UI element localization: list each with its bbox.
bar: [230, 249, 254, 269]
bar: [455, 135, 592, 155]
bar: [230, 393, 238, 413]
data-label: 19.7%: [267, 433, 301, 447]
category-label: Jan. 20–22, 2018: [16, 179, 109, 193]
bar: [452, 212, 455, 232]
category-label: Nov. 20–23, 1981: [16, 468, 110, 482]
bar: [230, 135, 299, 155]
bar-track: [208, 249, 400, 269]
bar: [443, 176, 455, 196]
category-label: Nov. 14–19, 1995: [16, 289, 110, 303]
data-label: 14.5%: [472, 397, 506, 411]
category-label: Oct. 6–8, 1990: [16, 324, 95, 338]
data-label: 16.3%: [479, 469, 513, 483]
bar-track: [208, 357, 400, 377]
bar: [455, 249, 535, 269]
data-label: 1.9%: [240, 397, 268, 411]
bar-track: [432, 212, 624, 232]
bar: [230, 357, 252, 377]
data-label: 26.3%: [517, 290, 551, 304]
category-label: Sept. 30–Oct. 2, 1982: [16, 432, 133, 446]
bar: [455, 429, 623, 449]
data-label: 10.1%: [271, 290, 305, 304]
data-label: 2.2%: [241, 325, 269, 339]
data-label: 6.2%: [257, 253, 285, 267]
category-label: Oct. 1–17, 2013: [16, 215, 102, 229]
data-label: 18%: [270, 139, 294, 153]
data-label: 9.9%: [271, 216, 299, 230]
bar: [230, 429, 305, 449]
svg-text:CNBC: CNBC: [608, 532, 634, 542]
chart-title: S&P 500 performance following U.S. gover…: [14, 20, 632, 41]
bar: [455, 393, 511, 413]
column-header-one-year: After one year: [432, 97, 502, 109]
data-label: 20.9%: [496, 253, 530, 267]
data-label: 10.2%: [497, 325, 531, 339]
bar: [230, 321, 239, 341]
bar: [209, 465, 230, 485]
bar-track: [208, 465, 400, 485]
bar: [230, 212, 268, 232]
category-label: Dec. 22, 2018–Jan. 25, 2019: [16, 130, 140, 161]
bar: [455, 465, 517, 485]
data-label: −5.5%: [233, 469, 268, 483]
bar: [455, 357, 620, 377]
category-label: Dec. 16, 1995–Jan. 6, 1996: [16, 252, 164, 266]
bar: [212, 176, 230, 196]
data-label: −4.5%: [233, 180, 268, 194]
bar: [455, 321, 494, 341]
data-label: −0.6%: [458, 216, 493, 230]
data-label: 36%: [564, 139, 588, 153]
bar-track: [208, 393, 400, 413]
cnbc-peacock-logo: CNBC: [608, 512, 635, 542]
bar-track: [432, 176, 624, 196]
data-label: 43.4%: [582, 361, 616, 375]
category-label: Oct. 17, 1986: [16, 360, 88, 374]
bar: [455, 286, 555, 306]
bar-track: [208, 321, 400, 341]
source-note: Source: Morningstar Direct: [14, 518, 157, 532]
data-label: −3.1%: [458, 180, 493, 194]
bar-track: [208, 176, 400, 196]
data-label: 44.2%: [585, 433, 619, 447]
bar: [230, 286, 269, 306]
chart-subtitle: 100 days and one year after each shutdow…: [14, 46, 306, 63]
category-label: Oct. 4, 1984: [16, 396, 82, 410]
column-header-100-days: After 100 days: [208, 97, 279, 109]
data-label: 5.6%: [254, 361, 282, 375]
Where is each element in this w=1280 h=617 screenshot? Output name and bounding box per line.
###
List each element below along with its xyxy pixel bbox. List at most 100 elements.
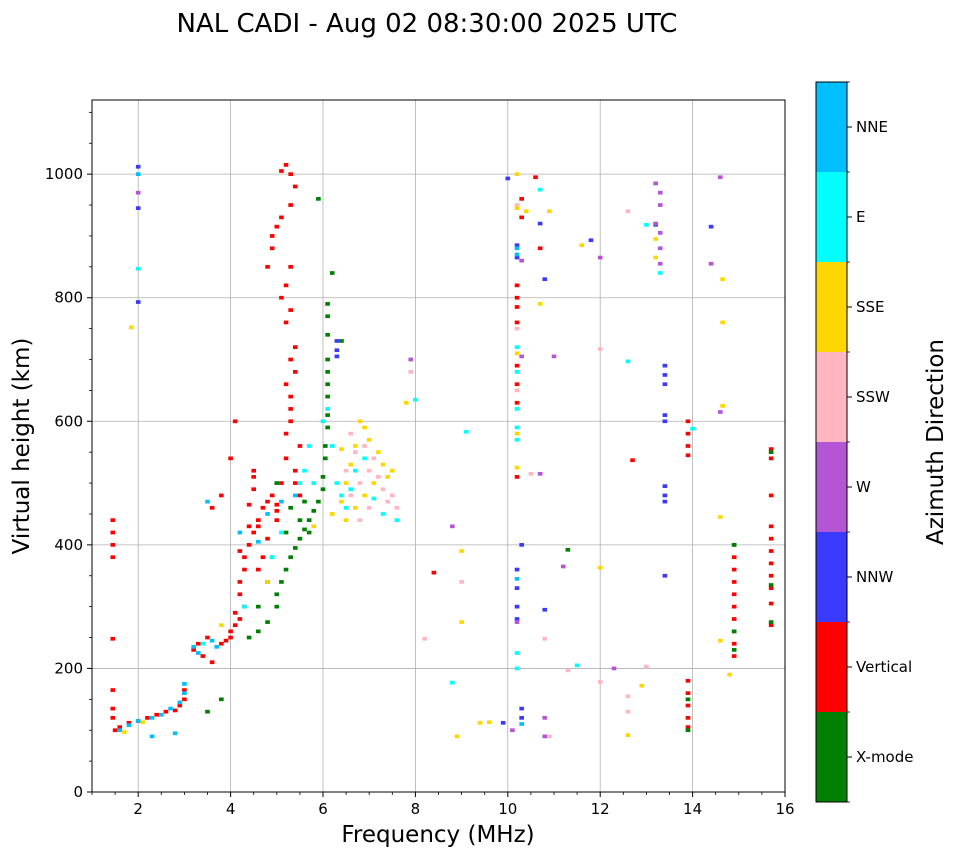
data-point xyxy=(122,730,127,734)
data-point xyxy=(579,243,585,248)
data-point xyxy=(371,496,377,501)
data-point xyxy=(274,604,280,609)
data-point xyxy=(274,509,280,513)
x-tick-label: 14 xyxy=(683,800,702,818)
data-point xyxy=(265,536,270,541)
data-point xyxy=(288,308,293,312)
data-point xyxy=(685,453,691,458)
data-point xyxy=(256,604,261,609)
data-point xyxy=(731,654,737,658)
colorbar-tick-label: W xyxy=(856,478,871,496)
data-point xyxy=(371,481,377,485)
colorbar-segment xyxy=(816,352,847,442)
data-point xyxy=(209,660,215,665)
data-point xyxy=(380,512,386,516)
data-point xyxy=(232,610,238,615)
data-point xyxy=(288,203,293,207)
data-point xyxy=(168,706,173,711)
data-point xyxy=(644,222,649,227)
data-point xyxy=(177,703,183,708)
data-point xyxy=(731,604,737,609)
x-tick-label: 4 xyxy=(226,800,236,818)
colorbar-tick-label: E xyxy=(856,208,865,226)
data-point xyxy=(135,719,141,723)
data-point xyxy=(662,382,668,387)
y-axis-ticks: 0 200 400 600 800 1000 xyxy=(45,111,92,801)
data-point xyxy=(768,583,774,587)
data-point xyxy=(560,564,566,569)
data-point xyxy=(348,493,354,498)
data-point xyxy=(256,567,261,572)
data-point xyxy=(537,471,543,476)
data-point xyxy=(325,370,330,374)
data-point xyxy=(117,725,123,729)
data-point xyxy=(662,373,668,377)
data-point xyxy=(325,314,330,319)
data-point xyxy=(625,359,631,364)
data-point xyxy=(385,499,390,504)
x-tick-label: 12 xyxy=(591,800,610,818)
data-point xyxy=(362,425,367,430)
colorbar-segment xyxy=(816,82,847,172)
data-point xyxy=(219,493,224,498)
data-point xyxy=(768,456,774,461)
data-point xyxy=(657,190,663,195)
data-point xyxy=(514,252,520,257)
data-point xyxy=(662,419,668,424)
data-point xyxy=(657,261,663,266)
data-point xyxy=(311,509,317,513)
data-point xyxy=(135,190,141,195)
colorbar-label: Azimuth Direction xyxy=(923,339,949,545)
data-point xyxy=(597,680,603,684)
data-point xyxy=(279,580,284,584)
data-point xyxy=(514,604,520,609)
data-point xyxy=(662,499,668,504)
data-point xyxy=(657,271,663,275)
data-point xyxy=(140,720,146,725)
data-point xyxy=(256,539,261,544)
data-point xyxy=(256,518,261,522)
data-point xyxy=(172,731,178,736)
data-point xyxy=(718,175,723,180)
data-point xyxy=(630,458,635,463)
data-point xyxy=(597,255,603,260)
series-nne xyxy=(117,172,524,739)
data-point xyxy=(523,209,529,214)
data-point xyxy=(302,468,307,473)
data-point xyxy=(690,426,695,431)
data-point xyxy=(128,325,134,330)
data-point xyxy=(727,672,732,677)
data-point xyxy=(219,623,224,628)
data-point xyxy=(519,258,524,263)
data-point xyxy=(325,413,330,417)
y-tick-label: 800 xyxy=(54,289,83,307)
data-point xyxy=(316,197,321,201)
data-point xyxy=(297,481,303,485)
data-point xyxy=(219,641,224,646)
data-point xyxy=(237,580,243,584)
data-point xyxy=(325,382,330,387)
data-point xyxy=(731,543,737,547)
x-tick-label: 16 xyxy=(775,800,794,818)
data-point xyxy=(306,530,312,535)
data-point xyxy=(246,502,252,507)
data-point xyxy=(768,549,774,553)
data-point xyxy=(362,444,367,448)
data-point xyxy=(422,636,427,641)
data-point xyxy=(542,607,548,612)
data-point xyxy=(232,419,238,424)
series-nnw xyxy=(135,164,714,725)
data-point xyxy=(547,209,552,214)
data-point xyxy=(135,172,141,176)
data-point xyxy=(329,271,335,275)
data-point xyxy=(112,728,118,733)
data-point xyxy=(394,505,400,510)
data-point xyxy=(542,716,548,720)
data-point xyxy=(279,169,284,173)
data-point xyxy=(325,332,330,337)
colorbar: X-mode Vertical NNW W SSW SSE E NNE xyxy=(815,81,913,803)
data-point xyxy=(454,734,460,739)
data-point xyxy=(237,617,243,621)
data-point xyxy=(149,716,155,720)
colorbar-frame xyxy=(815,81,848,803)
###
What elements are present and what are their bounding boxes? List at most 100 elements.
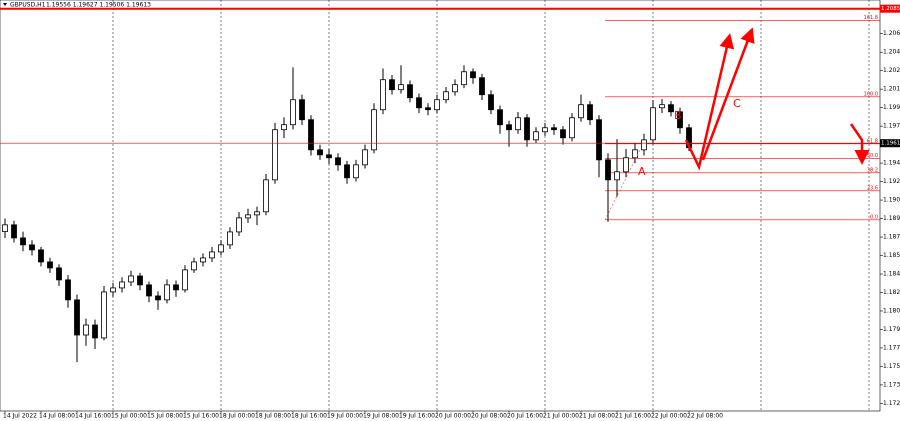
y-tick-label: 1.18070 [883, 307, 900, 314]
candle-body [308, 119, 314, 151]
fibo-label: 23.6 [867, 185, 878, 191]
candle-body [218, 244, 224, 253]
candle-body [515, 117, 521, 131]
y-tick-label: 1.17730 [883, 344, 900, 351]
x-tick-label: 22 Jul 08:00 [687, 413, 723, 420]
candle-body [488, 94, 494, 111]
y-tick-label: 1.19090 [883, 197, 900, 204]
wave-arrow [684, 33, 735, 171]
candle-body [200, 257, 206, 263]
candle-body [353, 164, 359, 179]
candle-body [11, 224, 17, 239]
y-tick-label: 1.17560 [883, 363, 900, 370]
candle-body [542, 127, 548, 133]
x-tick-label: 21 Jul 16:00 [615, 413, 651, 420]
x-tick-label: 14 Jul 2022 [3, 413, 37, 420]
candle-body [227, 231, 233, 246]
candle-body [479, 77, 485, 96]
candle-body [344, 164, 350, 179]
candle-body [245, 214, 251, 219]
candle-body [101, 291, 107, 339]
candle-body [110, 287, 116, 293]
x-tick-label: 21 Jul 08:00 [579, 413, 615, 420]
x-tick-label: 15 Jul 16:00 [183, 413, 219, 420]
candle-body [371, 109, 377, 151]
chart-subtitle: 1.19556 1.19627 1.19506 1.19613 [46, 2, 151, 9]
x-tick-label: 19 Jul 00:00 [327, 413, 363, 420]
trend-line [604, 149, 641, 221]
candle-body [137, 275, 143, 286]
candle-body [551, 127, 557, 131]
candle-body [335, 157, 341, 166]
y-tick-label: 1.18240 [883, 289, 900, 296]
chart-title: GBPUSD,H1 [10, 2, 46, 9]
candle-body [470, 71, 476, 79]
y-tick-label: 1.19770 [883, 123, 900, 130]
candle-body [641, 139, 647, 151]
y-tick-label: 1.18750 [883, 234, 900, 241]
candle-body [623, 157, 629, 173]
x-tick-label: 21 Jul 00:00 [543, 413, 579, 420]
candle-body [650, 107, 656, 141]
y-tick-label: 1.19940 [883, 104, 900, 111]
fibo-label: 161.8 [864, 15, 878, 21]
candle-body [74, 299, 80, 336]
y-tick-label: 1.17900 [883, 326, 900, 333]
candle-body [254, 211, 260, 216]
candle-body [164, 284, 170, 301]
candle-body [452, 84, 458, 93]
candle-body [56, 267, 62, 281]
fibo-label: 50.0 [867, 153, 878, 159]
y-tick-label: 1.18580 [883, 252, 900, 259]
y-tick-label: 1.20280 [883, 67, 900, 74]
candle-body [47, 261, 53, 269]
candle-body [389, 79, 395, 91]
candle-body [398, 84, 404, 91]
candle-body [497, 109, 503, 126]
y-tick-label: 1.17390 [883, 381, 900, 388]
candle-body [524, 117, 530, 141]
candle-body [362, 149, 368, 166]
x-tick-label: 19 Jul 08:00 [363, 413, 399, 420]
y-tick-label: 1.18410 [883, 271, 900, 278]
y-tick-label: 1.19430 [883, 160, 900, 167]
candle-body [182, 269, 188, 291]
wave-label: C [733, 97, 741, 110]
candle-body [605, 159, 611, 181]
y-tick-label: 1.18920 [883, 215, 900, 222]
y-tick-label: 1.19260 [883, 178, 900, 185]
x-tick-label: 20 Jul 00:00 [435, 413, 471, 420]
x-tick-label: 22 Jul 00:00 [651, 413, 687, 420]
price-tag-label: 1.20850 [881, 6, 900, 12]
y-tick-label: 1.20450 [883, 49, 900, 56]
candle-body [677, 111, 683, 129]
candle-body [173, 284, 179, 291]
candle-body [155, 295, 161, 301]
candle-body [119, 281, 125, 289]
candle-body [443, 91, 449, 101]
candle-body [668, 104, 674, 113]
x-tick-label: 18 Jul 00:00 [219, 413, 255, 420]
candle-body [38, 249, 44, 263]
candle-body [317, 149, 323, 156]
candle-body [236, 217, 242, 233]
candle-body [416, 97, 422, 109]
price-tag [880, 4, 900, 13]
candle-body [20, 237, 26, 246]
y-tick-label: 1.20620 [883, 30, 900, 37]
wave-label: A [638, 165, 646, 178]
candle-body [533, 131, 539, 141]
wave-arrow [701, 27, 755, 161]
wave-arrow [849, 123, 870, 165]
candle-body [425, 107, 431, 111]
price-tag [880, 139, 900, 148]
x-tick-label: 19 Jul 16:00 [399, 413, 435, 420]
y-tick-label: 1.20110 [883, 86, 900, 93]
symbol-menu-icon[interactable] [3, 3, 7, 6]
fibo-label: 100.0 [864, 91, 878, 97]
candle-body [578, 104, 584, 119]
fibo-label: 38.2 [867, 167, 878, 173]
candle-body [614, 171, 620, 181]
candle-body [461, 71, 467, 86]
###
--- WHAT YOU ARE ASKED TO DO ---
Reproduce the records unchanged, beginning at the line that contains "y-tick-label: 1.18070 [883, 307, 900, 314]" and stopping after the line that contains "candle-body [551, 127, 557, 131]".

--- FINAL RESULT ---
y-tick-label: 1.18070 [883, 307, 900, 314]
candle-body [308, 119, 314, 151]
fibo-label: 23.6 [867, 185, 878, 191]
candle-body [218, 244, 224, 253]
candle-body [515, 117, 521, 131]
y-tick-label: 1.17730 [883, 344, 900, 351]
x-tick-label: 22 Jul 08:00 [687, 413, 723, 420]
candle-body [488, 94, 494, 111]
y-tick-label: 1.19090 [883, 197, 900, 204]
wave-arrow [684, 33, 735, 171]
candle-body [200, 257, 206, 263]
candle-body [353, 164, 359, 179]
candle-body [11, 224, 17, 239]
y-tick-label: 1.17560 [883, 363, 900, 370]
candle-body [542, 127, 548, 133]
x-tick-label: 21 Jul 16:00 [615, 413, 651, 420]
x-tick-label: 14 Jul 2022 [3, 413, 37, 420]
candle-body [227, 231, 233, 246]
candle-body [479, 77, 485, 96]
candle-body [344, 164, 350, 179]
candle-body [245, 214, 251, 219]
candle-body [101, 291, 107, 339]
candle-body [110, 287, 116, 293]
x-tick-label: 21 Jul 08:00 [579, 413, 615, 420]
x-tick-label: 15 Jul 16:00 [183, 413, 219, 420]
candle-body [371, 109, 377, 151]
chart-subtitle: 1.19556 1.19627 1.19506 1.19613 [46, 2, 151, 9]
x-tick-label: 19 Jul 00:00 [327, 413, 363, 420]
trend-line [604, 149, 641, 221]
candle-body [137, 275, 143, 286]
candle-body [551, 127, 557, 131]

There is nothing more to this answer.